▶ **Required work**: Could you write out every record below exactly, leaving out any pictures?

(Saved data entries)

++++++++++++++++++++

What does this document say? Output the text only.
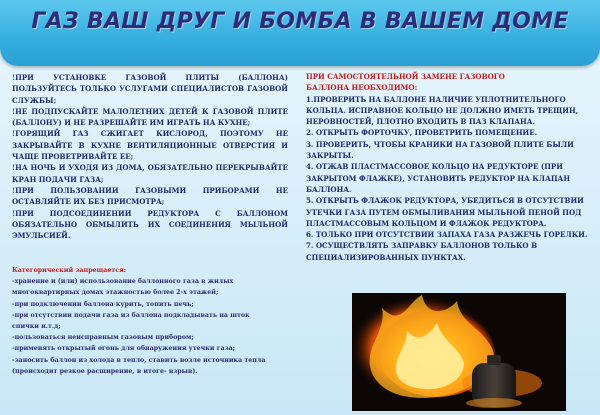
ГАЗ ВАШ ДРУГ И БОМБА В ВАШЕМ ДОМЕ

!ПРИ УСТАНОВКЕ ГАЗОВОЙ ПЛИТЫ (БАЛЛОНА) ПОЛЬЗУЙТЕСЬ ТОЛЬКО УСЛУГАМИ СПЕЦИАЛИСТОВ ГАЗОВОЙ СЛУЖБЫ;

!НЕ ПОДПУСКАЙТЕ МАЛОЛЕТНИХ ДЕТЕЙ К ГАЗОВОЙ ПЛИТЕ (БАЛЛОНУ) И НЕ РАЗРЕШАЙТЕ ИМ ИГРАТЬ НА КУХНЕ;

!ГОРЯЩИЙ ГАЗ СЖИГАЕТ КИСЛОРОД, ПОЭТОМУ НЕ ЗАКРЫВАЙТЕ В КУХНЕ ВЕНТИЛЯЦИОННЫЕ ОТВЕРСТИЯ И ЧАЩЕ ПРОВЕТРИВАЙТЕ ЕЕ;

!НА НОЧЬ И УХОДЯ ИЗ ДОМА, ОБЯЗАТЕЛЬНО ПЕРЕКРЫВАЙТЕ КРАН ПОДАЧИ ГАЗА;

!ПРИ ПОЛЬЗОВАНИИ ГАЗОВЫМИ ПРИБОРАМИ НЕ ОСТАВЛЯЙТЕ ИХ БЕЗ ПРИСМОТРА;

!ПРИ ПОДСОЕДИНЕНИИ РЕДУКТОРА С БАЛЛОНОМ ОБЯЗАТЕЛЬНО ОБМЫЛИТЬ ИХ СОЕДИНЕНИЯ МЫЛЬНОЙ ЭМУЛЬСИЕЙ.

Категорический запрещается:
-хранение и (или) использование баллонного газа в жилых
многоквартирных домах этажностью более 2-х этажей;
-при подключении баллона курить, топить печь;
-при отсутствии подачи газа из баллона подкладывать на шток
спички и.т.д;
-пользоваться неисправным газовым прибором;
-применять открытый огонь для обнаружения утечки газа;
-заносить баллон из холода в тепло, ставить возле источника тепла
(происходит резкое расширение, в итоге- взрыв).
ПРИ САМОСТОЯТЕЛЬНОЙ ЗАМЕНЕ ГАЗОВОГО
БАЛЛОНА НЕОБХОДИМО:
1.ПРОВЕРИТЬ НА БАЛЛОНЕ НАЛИЧИЕ УПЛОТНИТЕЛЬНОГО КОЛЬЦА. ИСПРАВНОЕ КОЛЬЦО НЕ ДОЛЖНО ИМЕТЬ ТРЕЩИН, НЕРОВНОСТЕЙ, ПЛОТНО ВХОДИТЬ В ПАЗ КЛАПАНА.
2. ОТКРЫТЬ ФОРТОЧКУ, ПРОВЕТРИТЬ ПОМЕЩЕНИЕ.
3. ПРОВЕРИТЬ, ЧТОБЫ КРАНИКИ НА ГАЗОВОЙ ПЛИТЕ БЫЛИ ЗАКРЫТЫ.
4. ОТЖАВ ПЛАСТМАССОВОЕ КОЛЬЦО НА РЕДУКТОРЕ (ПРИ ЗАКРЫТОМ ФЛАЖКЕ), УСТАНОВИТЬ РЕДУКТОР НА КЛАПАН БАЛЛОНА.
5. ОТКРЫТЬ ФЛАЖОК РЕДУКТОРА, УБЕДИТЬСЯ В ОТСУТСТВИИ УТЕЧКИ ГАЗА ПУТЕМ ОБМЫЛИВАНИЯ МЫЛЬНОЙ ПЕНОЙ ПОД ПЛАСТМАССОВЫМ КОЛЬЦОМ И ФЛАЖОК РЕДУКТОРА.
6. ТОЛЬКО ПРИ ОТСУТСТВИИ ЗАПАХА ГАЗА РАЗЖЕЧЬ ГОРЕЛКИ.
7. ОСУЩЕСТВЛЯТЬ ЗАПРАВКУ БАЛЛОНОВ ТОЛЬКО В СПЕЦИАЛИЗИРОВАННЫХ ПУНКТАХ.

++++++++++++++++++++

▶ **Task response**:
What does this document say? Output the text only.
ГАЗ ВАШ ДРУГ И БОМБА В ВАШЕМ ДОМЕ

!ПРИ УСТАНОВКЕ ГАЗОВОЙ ПЛИТЫ (БАЛЛОНА) ПОЛЬЗУЙТЕСЬ ТОЛЬКО УСЛУГАМИ СПЕЦИАЛИСТОВ ГАЗОВОЙ СЛУЖБЫ;

!НЕ ПОДПУСКАЙТЕ МАЛОЛЕТНИХ ДЕТЕЙ К ГАЗОВОЙ ПЛИТЕ (БАЛЛОНУ) И НЕ РАЗРЕШАЙТЕ ИМ ИГРАТЬ НА КУХНЕ;

!ГОРЯЩИЙ ГАЗ СЖИГАЕТ КИСЛОРОД, ПОЭТОМУ НЕ ЗАКРЫВАЙТЕ В КУХНЕ ВЕНТИЛЯЦИОННЫЕ ОТВЕРСТИЯ И ЧАЩЕ ПРОВЕТРИВАЙТЕ ЕЕ;

!НА НОЧЬ И УХОДЯ ИЗ ДОМА, ОБЯЗАТЕЛЬНО ПЕРЕКРЫВАЙТЕ КРАН ПОДАЧИ ГАЗА;

!ПРИ ПОЛЬЗОВАНИИ ГАЗОВЫМИ ПРИБОРАМИ НЕ ОСТАВЛЯЙТЕ ИХ БЕЗ ПРИСМОТРА;

!ПРИ ПОДСОЕДИНЕНИИ РЕДУКТОРА С БАЛЛОНОМ ОБЯЗАТЕЛЬНО ОБМЫЛИТЬ ИХ СОЕДИНЕНИЯ МЫЛЬНОЙ ЭМУЛЬСИЕЙ.

Категорический запрещается:
-хранение и (или) использование баллонного газа в жилых
многоквартирных домах этажностью более 2-х этажей;
-при подключении баллона курить, топить печь;
-при отсутствии подачи газа из баллона подкладывать на шток
спички и.т.д;
-пользоваться неисправным газовым прибором;
-применять открытый огонь для обнаружения утечки газа;
-заносить баллон из холода в тепло, ставить возле источника тепла
(происходит резкое расширение, в итоге- взрыв).
ПРИ САМОСТОЯТЕЛЬНОЙ ЗАМЕНЕ ГАЗОВОГО
БАЛЛОНА НЕОБХОДИМО:
1.ПРОВЕРИТЬ НА БАЛЛОНЕ НАЛИЧИЕ УПЛОТНИТЕЛЬНОГО КОЛЬЦА. ИСПРАВНОЕ КОЛЬЦО НЕ ДОЛЖНО ИМЕТЬ ТРЕЩИН, НЕРОВНОСТЕЙ, ПЛОТНО ВХОДИТЬ В ПАЗ КЛАПАНА.
2. ОТКРЫТЬ ФОРТОЧКУ, ПРОВЕТРИТЬ ПОМЕЩЕНИЕ.
3. ПРОВЕРИТЬ, ЧТОБЫ КРАНИКИ НА ГАЗОВОЙ ПЛИТЕ БЫЛИ ЗАКРЫТЫ.
4. ОТЖАВ ПЛАСТМАССОВОЕ КОЛЬЦО НА РЕДУКТОРЕ (ПРИ ЗАКРЫТОМ ФЛАЖКЕ), УСТАНОВИТЬ РЕДУКТОР НА КЛАПАН БАЛЛОНА.
5. ОТКРЫТЬ ФЛАЖОК РЕДУКТОРА, УБЕДИТЬСЯ В ОТСУТСТВИИ УТЕЧКИ ГАЗА ПУТЕМ ОБМЫЛИВАНИЯ МЫЛЬНОЙ ПЕНОЙ ПОД ПЛАСТМАССОВЫМ КОЛЬЦОМ И ФЛАЖОК РЕДУКТОРА.
6. ТОЛЬКО ПРИ ОТСУТСТВИИ ЗАПАХА ГАЗА РАЗЖЕЧЬ ГОРЕЛКИ.
7. ОСУЩЕСТВЛЯТЬ ЗАПРАВКУ БАЛЛОНОВ ТОЛЬКО В СПЕЦИАЛИЗИРОВАННЫХ ПУНКТАХ.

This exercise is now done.